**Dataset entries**

++++++

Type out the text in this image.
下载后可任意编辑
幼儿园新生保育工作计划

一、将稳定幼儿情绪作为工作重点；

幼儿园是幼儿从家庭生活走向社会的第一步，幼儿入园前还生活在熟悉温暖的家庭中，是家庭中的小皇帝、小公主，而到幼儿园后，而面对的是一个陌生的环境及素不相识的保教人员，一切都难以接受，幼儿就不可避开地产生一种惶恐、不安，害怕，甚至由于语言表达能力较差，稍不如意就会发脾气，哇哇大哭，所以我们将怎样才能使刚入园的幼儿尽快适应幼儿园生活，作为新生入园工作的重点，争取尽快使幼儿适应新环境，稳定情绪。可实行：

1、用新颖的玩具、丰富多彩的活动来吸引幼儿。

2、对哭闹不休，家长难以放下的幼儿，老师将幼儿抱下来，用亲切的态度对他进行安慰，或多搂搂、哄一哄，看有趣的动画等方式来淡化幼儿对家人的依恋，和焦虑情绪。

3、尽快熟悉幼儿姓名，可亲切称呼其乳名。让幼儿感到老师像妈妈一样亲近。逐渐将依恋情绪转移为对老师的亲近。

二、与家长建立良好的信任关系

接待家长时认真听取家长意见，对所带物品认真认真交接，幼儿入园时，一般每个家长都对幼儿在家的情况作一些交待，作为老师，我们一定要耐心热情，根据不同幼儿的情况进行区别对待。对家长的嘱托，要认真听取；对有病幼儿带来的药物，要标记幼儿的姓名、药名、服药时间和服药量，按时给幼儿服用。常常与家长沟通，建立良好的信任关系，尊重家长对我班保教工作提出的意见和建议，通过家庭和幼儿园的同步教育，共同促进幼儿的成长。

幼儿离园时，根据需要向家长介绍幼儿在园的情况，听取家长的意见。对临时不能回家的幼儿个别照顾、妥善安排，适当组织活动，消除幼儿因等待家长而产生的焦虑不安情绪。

++++++

**Aim of the exercise**
Give the listing above again, word for word.

**The answer**
Type out the text in this image.
下载后可任意编辑
幼儿园新生保育工作计划

一、将稳定幼儿情绪作为工作重点；

幼儿园是幼儿从家庭生活走向社会的第一步，幼儿入园前还生活在熟悉温暖的家庭中，是家庭中的小皇帝、小公主，而到幼儿园后，而面对的是一个陌生的环境及素不相识的保教人员，一切都难以接受，幼儿就不可避开地产生一种惶恐、不安，害怕，甚至由于语言表达能力较差，稍不如意就会发脾气，哇哇大哭，所以我们将怎样才能使刚入园的幼儿尽快适应幼儿园生活，作为新生入园工作的重点，争取尽快使幼儿适应新环境，稳定情绪。可实行：

1、用新颖的玩具、丰富多彩的活动来吸引幼儿。

2、对哭闹不休，家长难以放下的幼儿，老师将幼儿抱下来，用亲切的态度对他进行安慰，或多搂搂、哄一哄，看有趣的动画等方式来淡化幼儿对家人的依恋，和焦虑情绪。

3、尽快熟悉幼儿姓名，可亲切称呼其乳名。让幼儿感到老师像妈妈一样亲近。逐渐将依恋情绪转移为对老师的亲近。

二、与家长建立良好的信任关系

接待家长时认真听取家长意见，对所带物品认真认真交接，幼儿入园时，一般每个家长都对幼儿在家的情况作一些交待，作为老师，我们一定要耐心热情，根据不同幼儿的情况进行区别对待。对家长的嘱托，要认真听取；对有病幼儿带来的药物，要标记幼儿的姓名、药名、服药时间和服药量，按时给幼儿服用。常常与家长沟通，建立良好的信任关系，尊重家长对我班保教工作提出的意见和建议，通过家庭和幼儿园的同步教育，共同促进幼儿的成长。

幼儿离园时，根据需要向家长介绍幼儿在园的情况，听取家长的意见。对临时不能回家的幼儿个别照顾、妥善安排，适当组织活动，消除幼儿因等待家长而产生的焦虑不安情绪。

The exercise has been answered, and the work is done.